**Work to complete:** Transcribe every entry word for word, but skip the images.

**Records provided:**
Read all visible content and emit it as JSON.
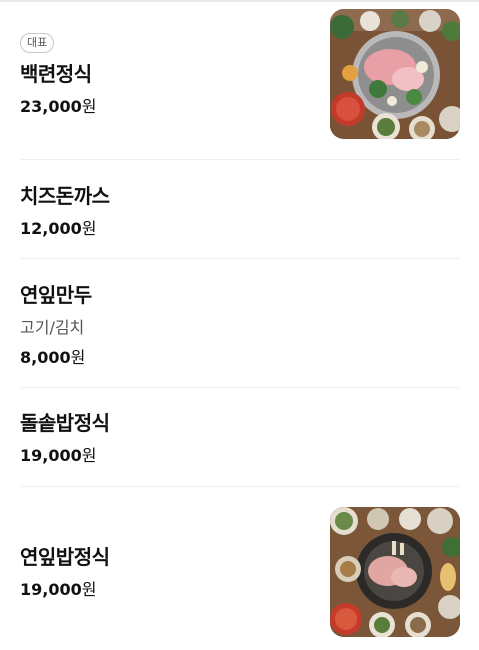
{
  "menu": {
    "items": [
      {
        "badge": "대표",
        "name": "백련정식",
        "price_value": "23,000",
        "price_unit": "원",
        "image": "food-photo-pork-hotpot"
      },
      {
        "name": "치즈돈까스",
        "price_value": "12,000",
        "price_unit": "원"
      },
      {
        "name": "연잎만두",
        "description": "고기/김치",
        "price_value": "8,000",
        "price_unit": "원"
      },
      {
        "name": "돌솥밥정식",
        "price_value": "19,000",
        "price_unit": "원"
      },
      {
        "name": "연잎밥정식",
        "price_value": "19,000",
        "price_unit": "원",
        "image": "food-photo-meat-pot"
      }
    ]
  }
}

**Expected output:**
Read all visible content and emit it as JSON.
{
  "menu": {
    "items": [
      {
        "badge": "대표",
        "name": "백련정식",
        "price_value": "23,000",
        "price_unit": "원",
        "image": "food-photo-pork-hotpot"
      },
      {
        "name": "치즈돈까스",
        "price_value": "12,000",
        "price_unit": "원"
      },
      {
        "name": "연잎만두",
        "description": "고기/김치",
        "price_value": "8,000",
        "price_unit": "원"
      },
      {
        "name": "돌솥밥정식",
        "price_value": "19,000",
        "price_unit": "원"
      },
      {
        "name": "연잎밥정식",
        "price_value": "19,000",
        "price_unit": "원",
        "image": "food-photo-meat-pot"
      }
    ]
  }
}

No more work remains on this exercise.